Aim of the exercise
Pictures do not belong in the copy; quote every entry below exactly.

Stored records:
_____

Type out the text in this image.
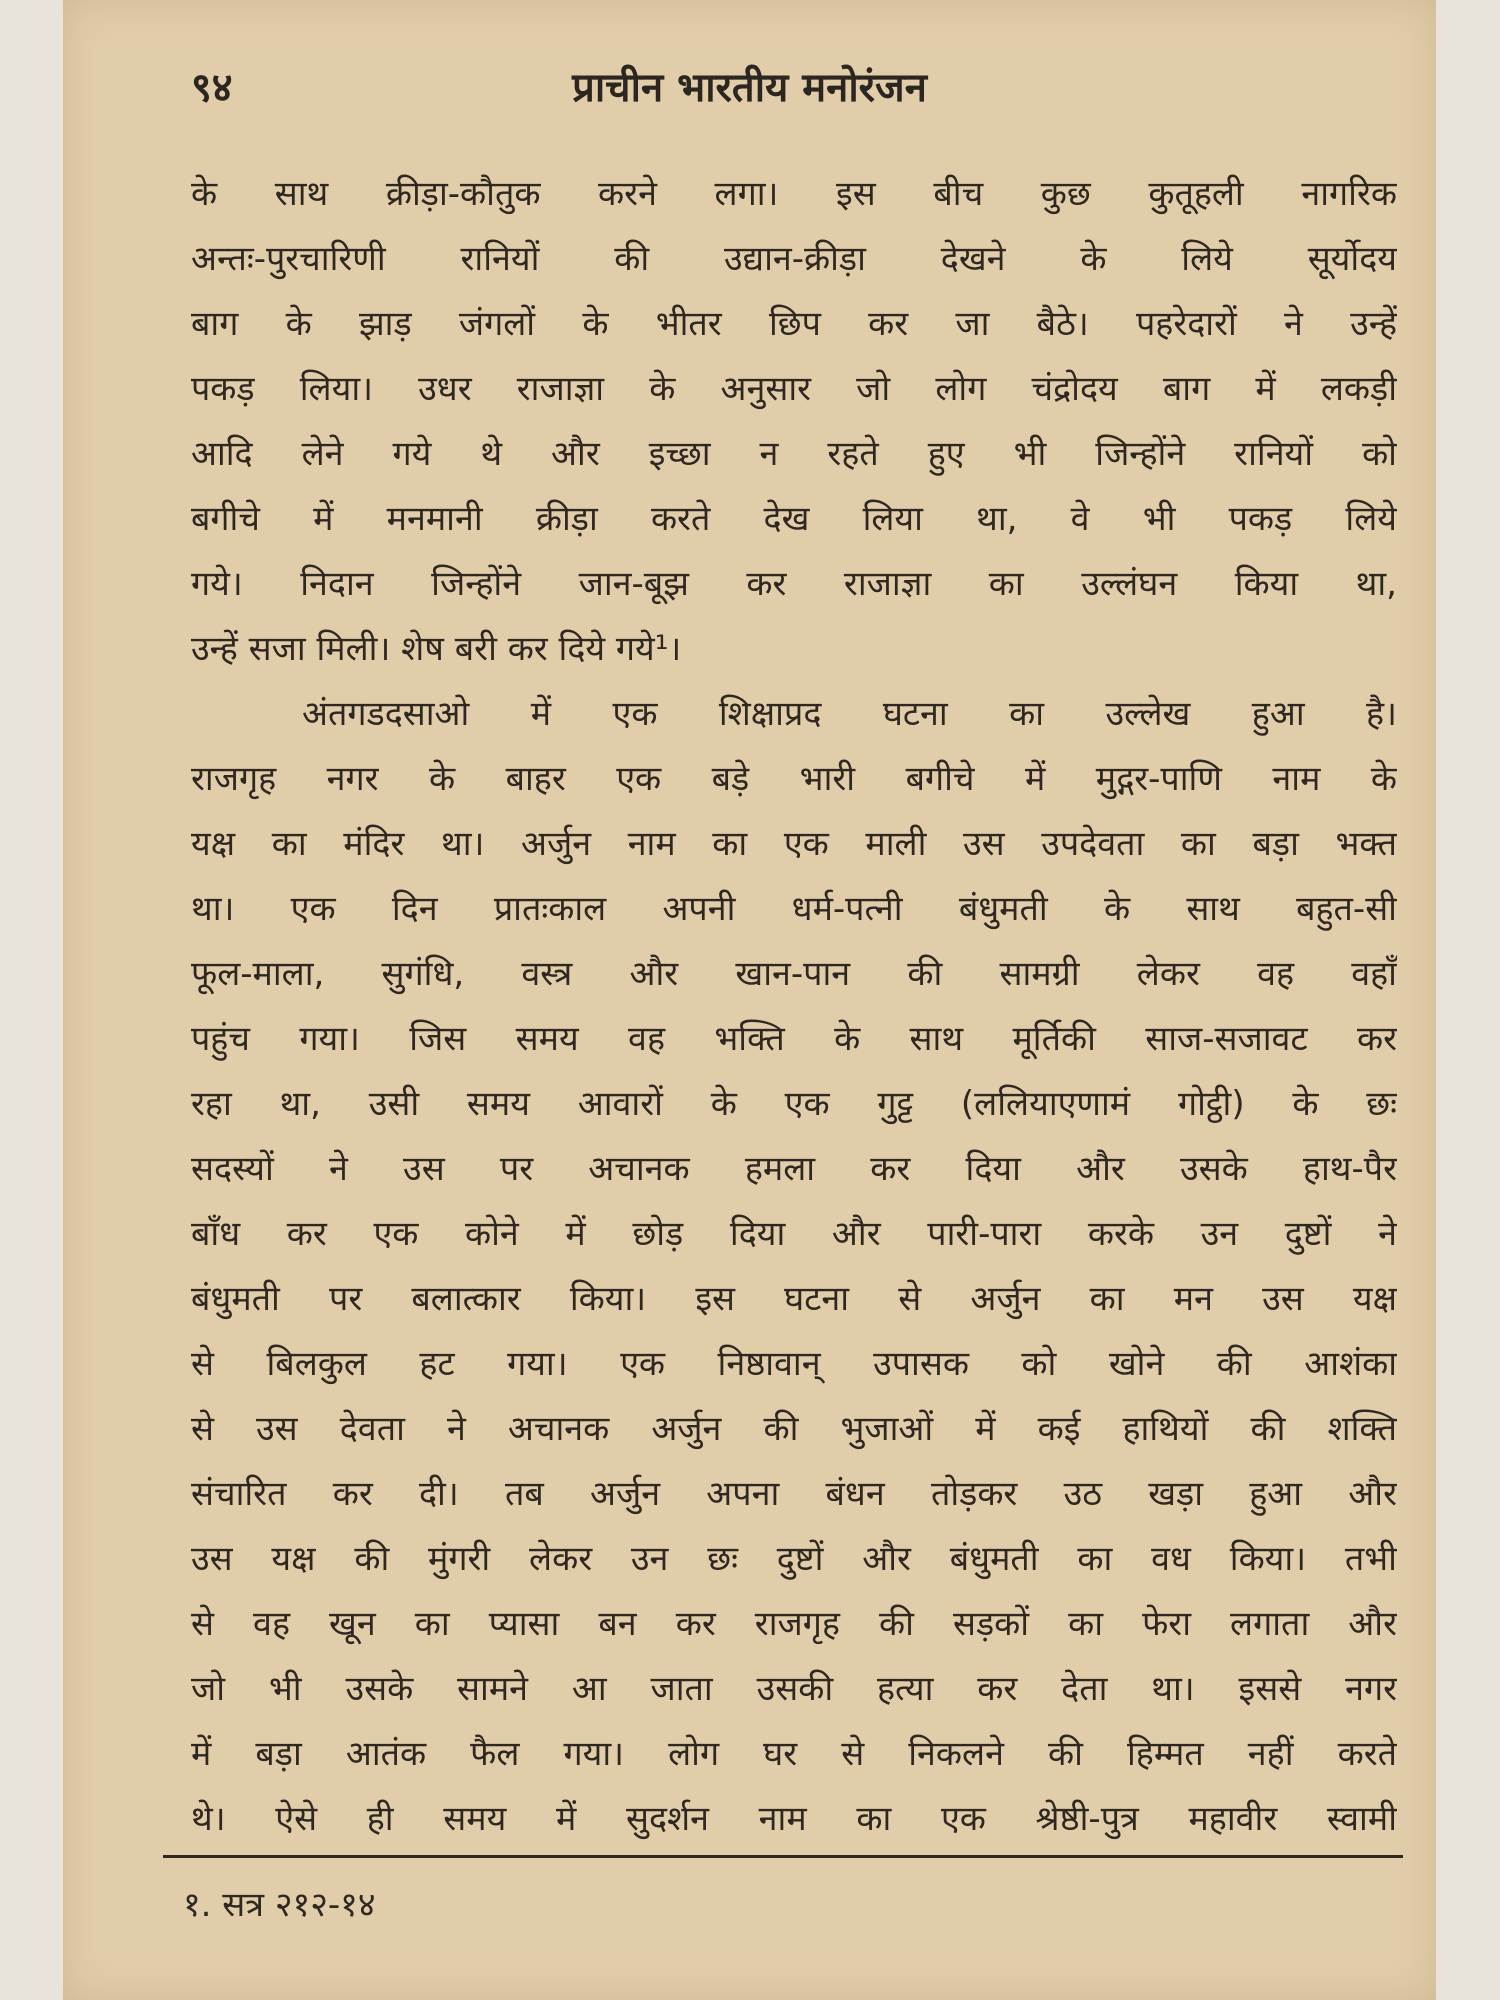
९४	प्राचीन भारतीय मनोरंजन
के साथ क्रीड़ा-कौतुक करने लगा। इस बीच कुछ कुतूहली नागरिक
अन्तः-पुरचारिणी रानियों की उद्यान-क्रीड़ा देखने के लिये सूर्योदय
बाग के झाड़ जंगलों के भीतर छिप कर जा बैठे। पहरेदारों ने उन्हें
पकड़ लिया। उधर राजाज्ञा के अनुसार जो लोग चंद्रोदय बाग में लकड़ी
आदि लेने गये थे और इच्छा न रहते हुए भी जिन्होंने रानियों को
बगीचे में मनमानी क्रीड़ा करते देख लिया था, वे भी पकड़ लिये
गये। निदान जिन्होंने जान-बूझ कर राजाज्ञा का उल्लंघन किया था,
उन्हें सजा मिली। शेष बरी कर दिये गये¹।
अंतगडदसाओ में एक शिक्षाप्रद घटना का उल्लेख हुआ है।
राजगृह नगर के बाहर एक बड़े भारी बगीचे में मुद्गर-पाणि नाम के
यक्ष का मंदिर था। अर्जुन नाम का एक माली उस उपदेवता का बड़ा भक्त
था। एक दिन प्रातःकाल अपनी धर्म-पत्नी बंधुमती के साथ बहुत-सी
फूल-माला, सुगंधि, वस्त्र और खान-पान की सामग्री लेकर वह वहाँ
पहुंच गया। जिस समय वह भक्ति के साथ मूर्तिकी साज-सजावट कर
रहा था, उसी समय आवारों के एक गुट्ट (ललियाएणामं गोट्ठी) के छः
सदस्यों ने उस पर अचानक हमला कर दिया और उसके हाथ-पैर
बाँध कर एक कोने में छोड़ दिया और पारी-पारा करके उन दुष्टों ने
बंधुमती पर बलात्कार किया। इस घटना से अर्जुन का मन उस यक्ष
से बिलकुल हट गया। एक निष्ठावान् उपासक को खोने की आशंका
से उस देवता ने अचानक अर्जुन की भुजाओं में कई हाथियों की शक्ति
संचारित कर दी। तब अर्जुन अपना बंधन तोड़कर उठ खड़ा हुआ और
उस यक्ष की मुंगरी लेकर उन छः दुष्टों और बंधुमती का वध किया। तभी
से वह खून का प्यासा बन कर राजगृह की सड़कों का फेरा लगाता और
जो भी उसके सामने आ जाता उसकी हत्या कर देता था। इससे नगर
में बड़ा आतंक फैल गया। लोग घर से निकलने की हिम्मत नहीं करते
थे। ऐसे ही समय में सुदर्शन नाम का एक श्रेष्ठी-पुत्र महावीर स्वामी
१. सत्र २१२-१४
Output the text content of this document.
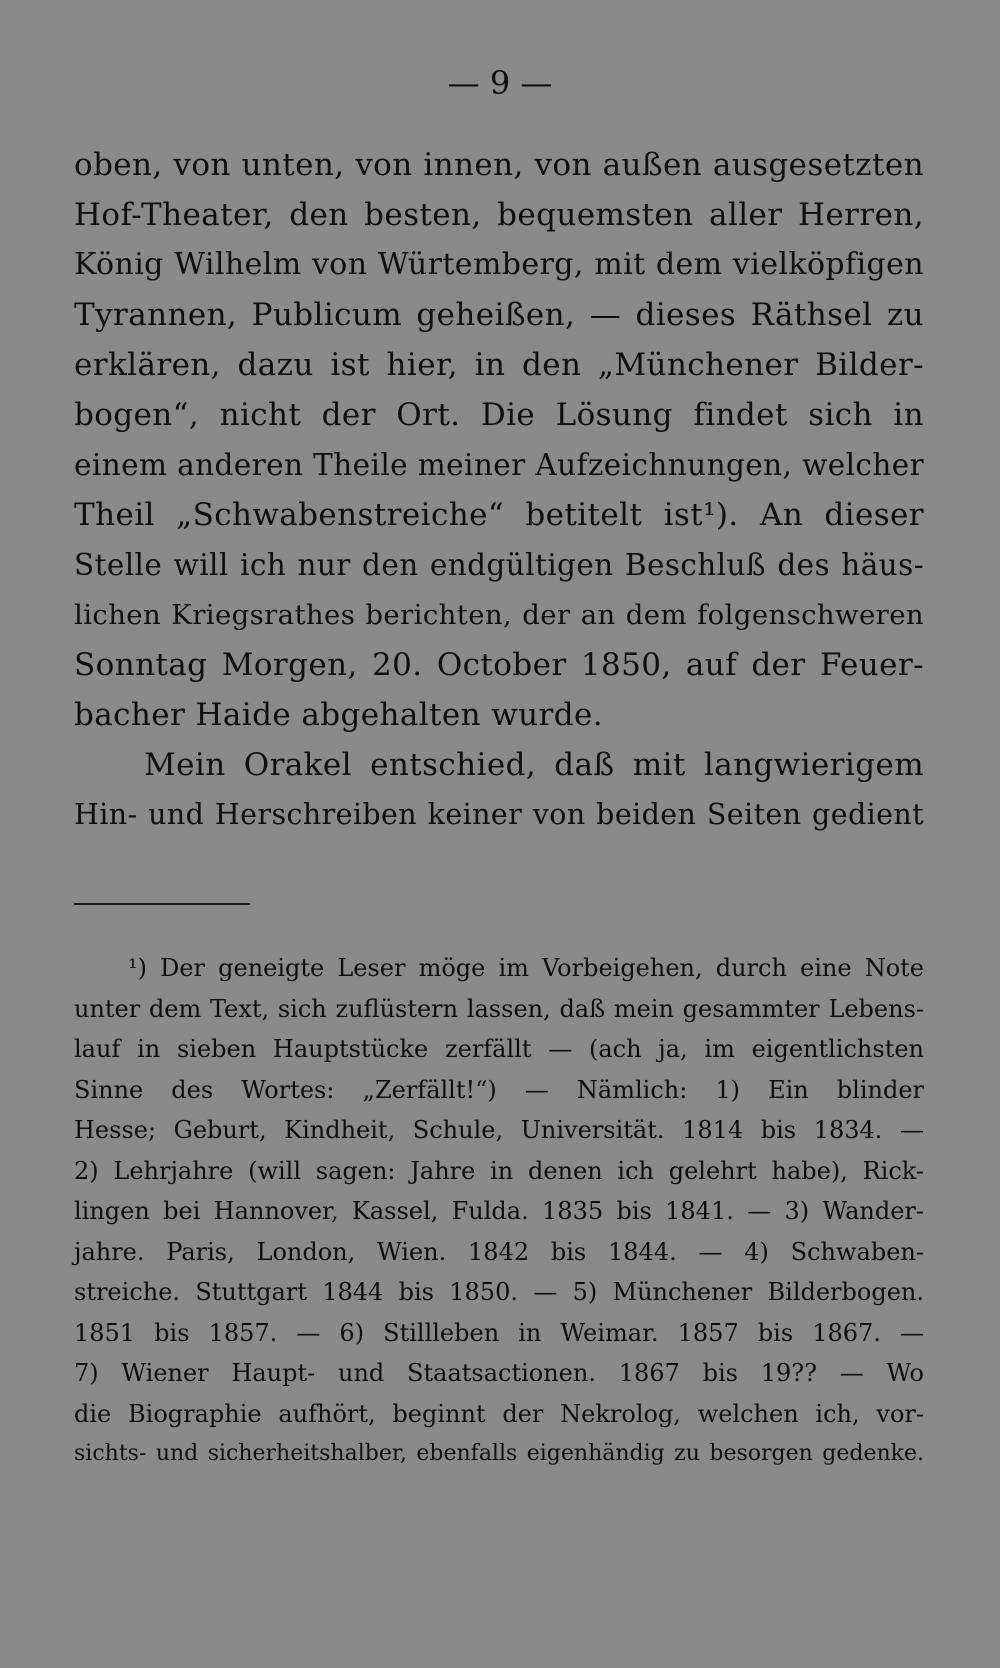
— 9 —
oben, von unten, von innen, von außen ausgesetzten
Hof-Theater, den besten, bequemsten aller Herren,
König Wilhelm von Würtemberg, mit dem vielköpfigen
Tyrannen, Publicum geheißen, — dieses Räthsel zu
erklären, dazu ist hier, in den „Münchener Bilder-
bogen“, nicht der Ort. Die Lösung findet sich in
einem anderen Theile meiner Aufzeichnungen, welcher
Theil „Schwabenstreiche“ betitelt ist¹). An dieser
Stelle will ich nur den endgültigen Beschluß des häus-
lichen Kriegsrathes berichten, der an dem folgenschweren
Sonntag Morgen, 20. October 1850, auf der Feuer-
bacher Haide abgehalten wurde.
Mein Orakel entschied, daß mit langwierigem
Hin- und Herschreiben keiner von beiden Seiten gedient
¹) Der geneigte Leser möge im Vorbeigehen, durch eine Note
unter dem Text, sich zuflüstern lassen, daß mein gesammter Lebens-
lauf in sieben Hauptstücke zerfällt — (ach ja, im eigentlichsten
Sinne des Wortes: „Zerfällt!“) — Nämlich: 1) Ein blinder
Hesse; Geburt, Kindheit, Schule, Universität. 1814 bis 1834. —
2) Lehrjahre (will sagen: Jahre in denen ich gelehrt habe), Rick-
lingen bei Hannover, Kassel, Fulda. 1835 bis 1841. — 3) Wander-
jahre. Paris, London, Wien. 1842 bis 1844. — 4) Schwaben-
streiche. Stuttgart 1844 bis 1850. — 5) Münchener Bilderbogen.
1851 bis 1857. — 6) Stillleben in Weimar. 1857 bis 1867. —
7) Wiener Haupt- und Staatsactionen. 1867 bis 19?? — Wo
die Biographie aufhört, beginnt der Nekrolog, welchen ich, vor-
sichts- und sicherheitshalber, ebenfalls eigenhändig zu besorgen gedenke.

_____

Solved problem
Type out the text in this image.
९४	प्राचीन भारतीय मनोरंजन
के साथ क्रीड़ा-कौतुक करने लगा। इस बीच कुछ कुतूहली नागरिक
अन्तः-पुरचारिणी रानियों की उद्यान-क्रीड़ा देखने के लिये सूर्योदय
बाग के झाड़ जंगलों के भीतर छिप कर जा बैठे। पहरेदारों ने उन्हें
पकड़ लिया। उधर राजाज्ञा के अनुसार जो लोग चंद्रोदय बाग में लकड़ी
आदि लेने गये थे और इच्छा न रहते हुए भी जिन्होंने रानियों को
बगीचे में मनमानी क्रीड़ा करते देख लिया था, वे भी पकड़ लिये
गये। निदान जिन्होंने जान-बूझ कर राजाज्ञा का उल्लंघन किया था,
उन्हें सजा मिली। शेष बरी कर दिये गये¹।
अंतगडदसाओ में एक शिक्षाप्रद घटना का उल्लेख हुआ है।
राजगृह नगर के बाहर एक बड़े भारी बगीचे में मुद्गर-पाणि नाम के
यक्ष का मंदिर था। अर्जुन नाम का एक माली उस उपदेवता का बड़ा भक्त
था। एक दिन प्रातःकाल अपनी धर्म-पत्नी बंधुमती के साथ बहुत-सी
फूल-माला, सुगंधि, वस्त्र और खान-पान की सामग्री लेकर वह वहाँ
पहुंच गया। जिस समय वह भक्ति के साथ मूर्तिकी साज-सजावट कर
रहा था, उसी समय आवारों के एक गुट्ट (ललियाएणामं गोट्ठी) के छः
सदस्यों ने उस पर अचानक हमला कर दिया और उसके हाथ-पैर
बाँध कर एक कोने में छोड़ दिया और पारी-पारा करके उन दुष्टों ने
बंधुमती पर बलात्कार किया। इस घटना से अर्जुन का मन उस यक्ष
से बिलकुल हट गया। एक निष्ठावान् उपासक को खोने की आशंका
से उस देवता ने अचानक अर्जुन की भुजाओं में कई हाथियों की शक्ति
संचारित कर दी। तब अर्जुन अपना बंधन तोड़कर उठ खड़ा हुआ और
उस यक्ष की मुंगरी लेकर उन छः दुष्टों और बंधुमती का वध किया। तभी
से वह खून का प्यासा बन कर राजगृह की सड़कों का फेरा लगाता और
जो भी उसके सामने आ जाता उसकी हत्या कर देता था। इससे नगर
में बड़ा आतंक फैल गया। लोग घर से निकलने की हिम्मत नहीं करते
थे। ऐसे ही समय में सुदर्शन नाम का एक श्रेष्ठी-पुत्र महावीर स्वामी
१. सत्र २१२-१४
Output the text content of this document.
— 9 —
oben, von unten, von innen, von außen ausgesetzten
Hof-Theater, den besten, bequemsten aller Herren,
König Wilhelm von Würtemberg, mit dem vielköpfigen
Tyrannen, Publicum geheißen, — dieses Räthsel zu
erklären, dazu ist hier, in den „Münchener Bilder-
bogen“, nicht der Ort. Die Lösung findet sich in
einem anderen Theile meiner Aufzeichnungen, welcher
Theil „Schwabenstreiche“ betitelt ist¹). An dieser
Stelle will ich nur den endgültigen Beschluß des häus-
lichen Kriegsrathes berichten, der an dem folgenschweren
Sonntag Morgen, 20. October 1850, auf der Feuer-
bacher Haide abgehalten wurde.
Mein Orakel entschied, daß mit langwierigem
Hin- und Herschreiben keiner von beiden Seiten gedient
¹) Der geneigte Leser möge im Vorbeigehen, durch eine Note
unter dem Text, sich zuflüstern lassen, daß mein gesammter Lebens-
lauf in sieben Hauptstücke zerfällt — (ach ja, im eigentlichsten
Sinne des Wortes: „Zerfällt!“) — Nämlich: 1) Ein blinder
Hesse; Geburt, Kindheit, Schule, Universität. 1814 bis 1834. —
2) Lehrjahre (will sagen: Jahre in denen ich gelehrt habe), Rick-
lingen bei Hannover, Kassel, Fulda. 1835 bis 1841. — 3) Wander-
jahre. Paris, London, Wien. 1842 bis 1844. — 4) Schwaben-
streiche. Stuttgart 1844 bis 1850. — 5) Münchener Bilderbogen.
1851 bis 1857. — 6) Stillleben in Weimar. 1857 bis 1867. —
7) Wiener Haupt- und Staatsactionen. 1867 bis 19?? — Wo
die Biographie aufhört, beginnt der Nekrolog, welchen ich, vor-
sichts- und sicherheitshalber, ebenfalls eigenhändig zu besorgen gedenke.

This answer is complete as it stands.